** START DATA **
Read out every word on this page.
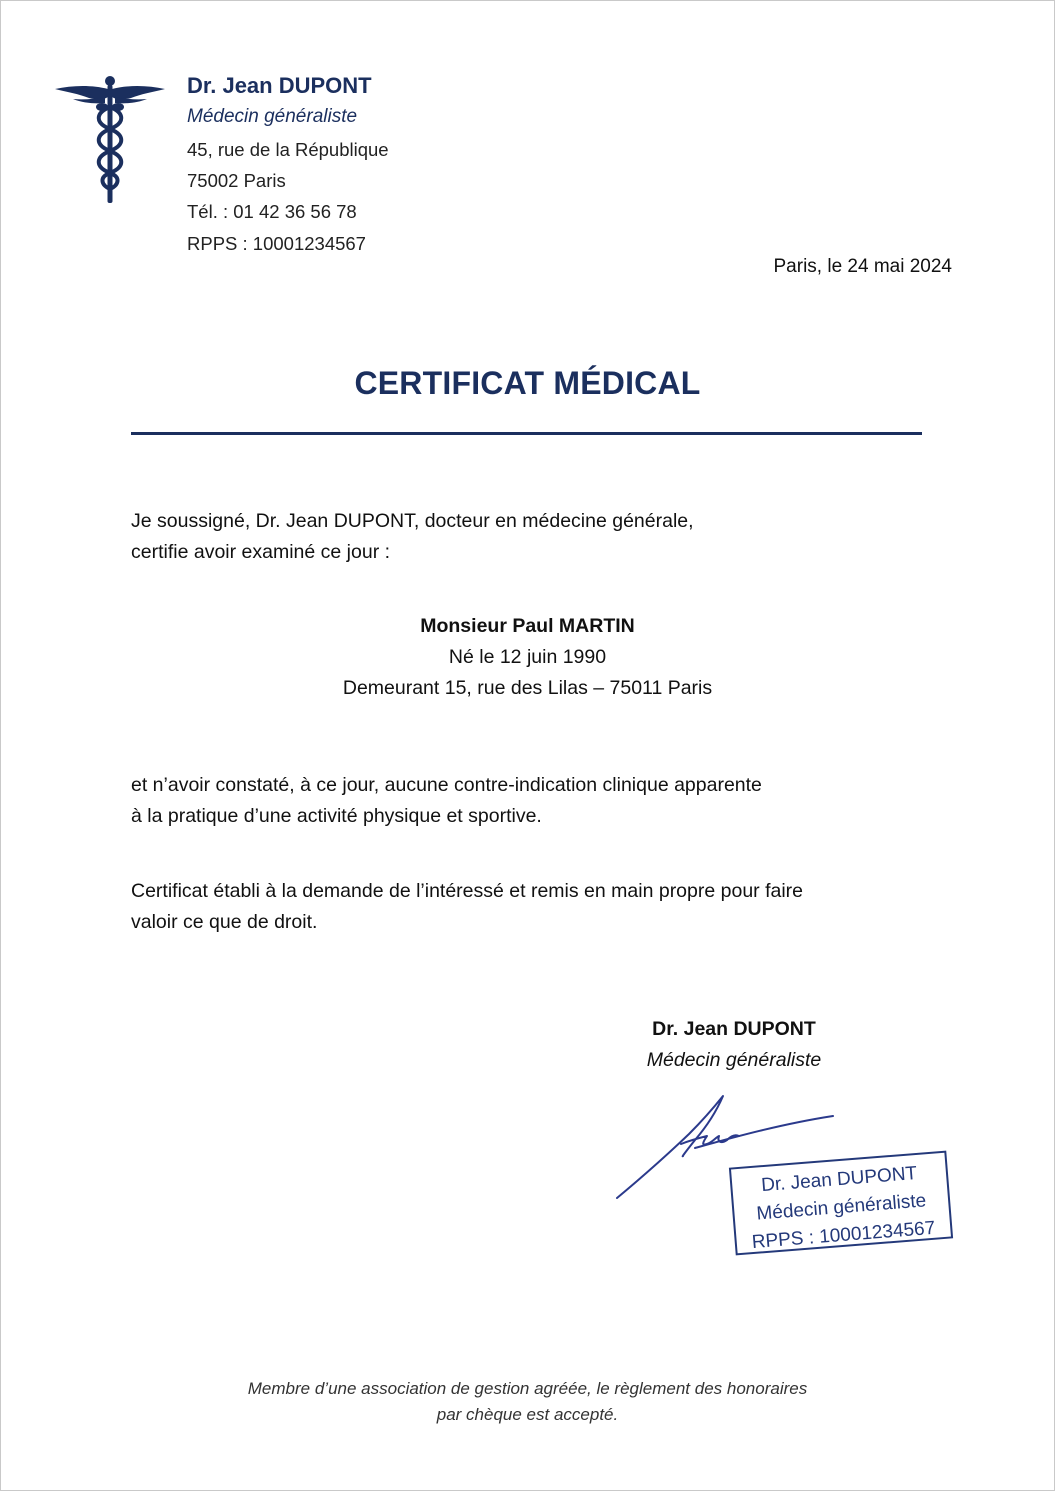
Dr. Jean DUPONT
Médecin généraliste
45, rue de la République
75002 Paris
Tél. : 01 42 36 56 78
RPPS : 10001234567
Paris, le 24 mai 2024
CERTIFICAT MÉDICAL
Je soussigné, Dr. Jean DUPONT, docteur en médecine générale,
certifie avoir examiné ce jour :
Monsieur Paul MARTIN
Né le 12 juin 1990
Demeurant 15, rue des Lilas – 75011 Paris
et n’avoir constaté, à ce jour, aucune contre-indication clinique apparente
à la pratique d’une activité physique et sportive.
Certificat établi à la demande de l’intéressé et remis en main propre pour faire
valoir ce que de droit.
Dr. Jean DUPONT
Médecin généraliste
Dr. Jean DUPONT
Médecin généraliste
RPPS : 10001234567
Membre d’une association de gestion agréée, le règlement des honoraires
par chèque est accepté.
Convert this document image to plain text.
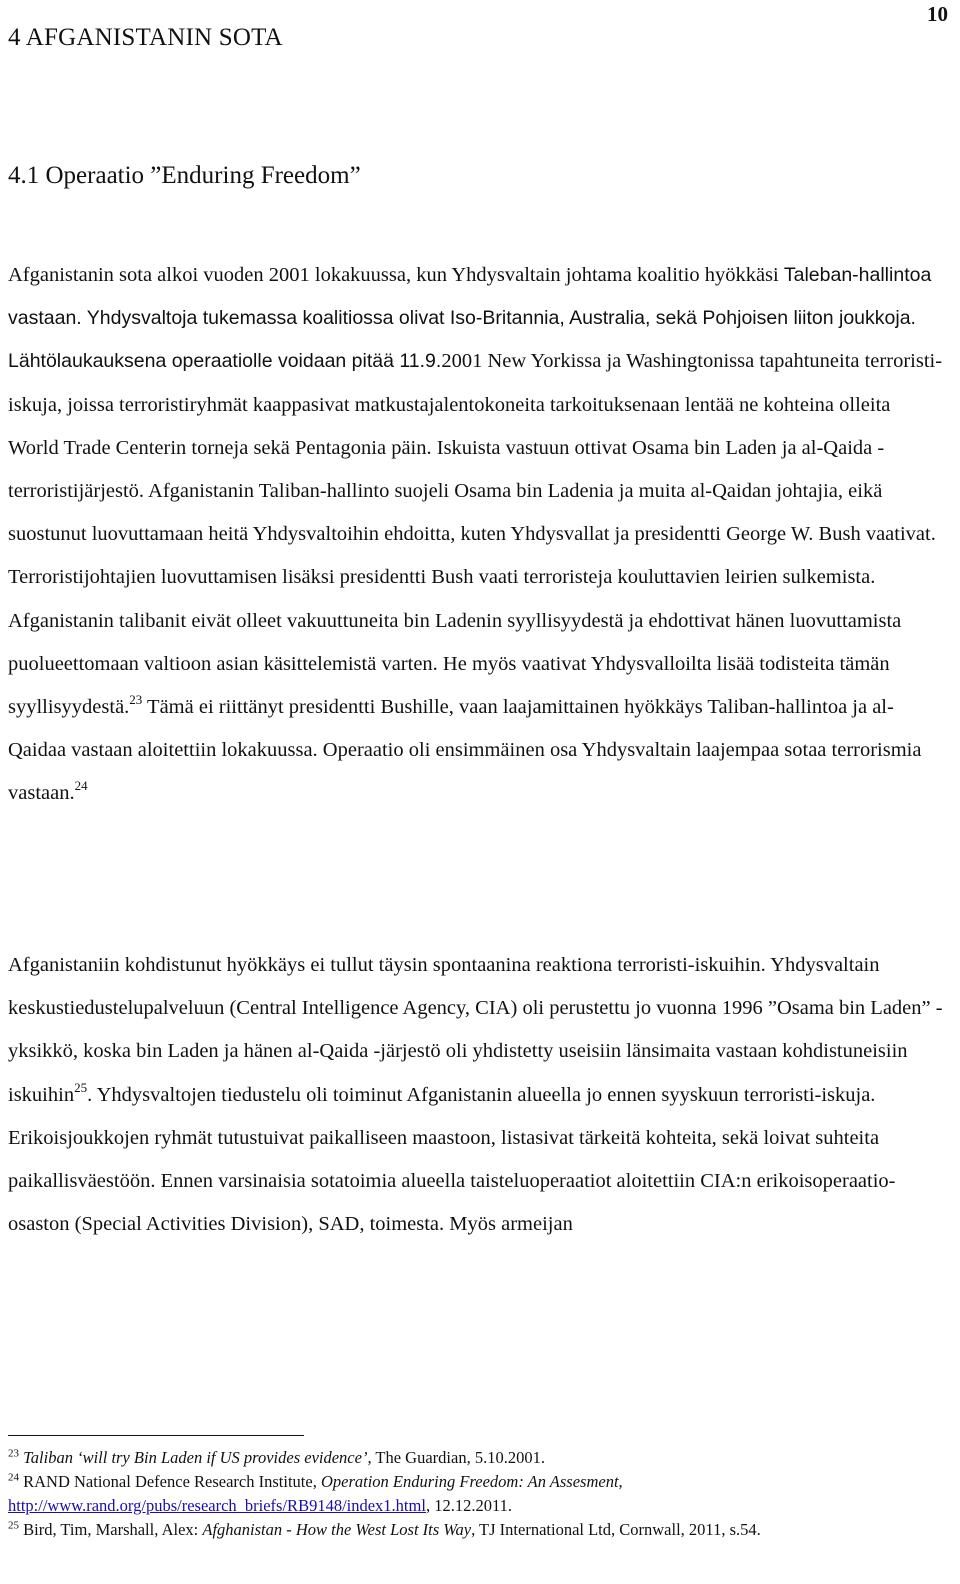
10
4 AFGANISTANIN SOTA
4.1 Operaatio ”Enduring Freedom”

Afganistanin sota alkoi vuoden 2001 lokakuussa, kun Yhdysvaltain johtama koalitio hyökkäsi Taleban-hallintoa vastaan. Yhdysvaltoja tukemassa koalitiossa olivat Iso-Britannia, Australia, sekä Pohjoisen liiton joukkoja. Lähtölaukauksena operaatiolle voidaan pitää 11.9.2001 New Yorkissa ja Washingtonissa tapahtuneita terroristi-iskuja, joissa terroristiryhmät kaappasivat matkustajalentokoneita tarkoituksenaan lentää ne kohteina olleita World Trade Centerin torneja sekä Pentagonia päin. Iskuista vastuun ottivat Osama bin Laden ja al-Qaida -terroristijärjestö. Afganistanin Taliban-hallinto suojeli Osama bin Ladenia ja muita al-Qaidan johtajia, eikä suostunut luovuttamaan heitä Yhdysvaltoihin ehdoitta, kuten Yhdysvallat ja presidentti George W. Bush vaativat. Terroristijohtajien luovuttamisen lisäksi presidentti Bush vaati terroristeja kouluttavien leirien sulkemista. Afganistanin talibanit eivät olleet vakuuttuneita bin Ladenin syyllisyydestä ja ehdottivat hänen luovuttamista puolueettomaan valtioon asian käsittelemistä varten. He myös vaativat Yhdysvalloilta lisää todisteita tämän syyllisyydestä.$^{23}$ Tämä ei riittänyt presidentti Bushille, vaan laajamittainen hyökkäys Taliban-hallintoa ja al-Qaidaa vastaan aloitettiin lokakuussa. Operaatio oli ensimmäinen osa Yhdysvaltain laajempaa sotaa terrorismia vastaan.$^{24}$

Afganistaniin kohdistunut hyökkäys ei tullut täysin spontaanina reaktiona terroristi-iskuihin. Yhdysvaltain keskustiedustelupalveluun (Central Intelligence Agency, CIA) oli perustettu jo vuonna 1996 ”Osama bin Laden” -yksikkö, koska bin Laden ja hänen al-Qaida -järjestö oli yhdistetty useisiin länsimaita vastaan kohdistuneisiin iskuihin$^{25}$. Yhdysvaltojen tiedustelu oli toiminut Afganistanin alueella jo ennen syyskuun terroristi-iskuja. Erikoisjoukkojen ryhmät tutustuivat paikalliseen maastoon, listasivat tärkeitä kohteita, sekä loivat suhteita paikallisväestöön. Ennen varsinaisia sotatoimia alueella taisteluoperaatiot aloitettiin CIA:n erikoisoperaatio-osaston (Special Activities Division), SAD, toimesta. Myös armeijan

$^{23}$ Taliban ‘will try Bin Laden if US provides evidence’, The Guardian, 5.10.2001.

$^{24}$ RAND National Defence Research Institute, Operation Enduring Freedom: An Assesment, http://www.rand.org/pubs/research_briefs/RB9148/index1.html, 12.12.2011.

$^{25}$ Bird, Tim, Marshall, Alex: Afghanistan - How the West Lost Its Way, TJ International Ltd, Cornwall, 2011, s.54.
** END DATA **
WHAT YOU SHOULD DO
Your answer should be a single number: the count of lines holding the word "avoir".

ANSWER TO THE PROBLEM
2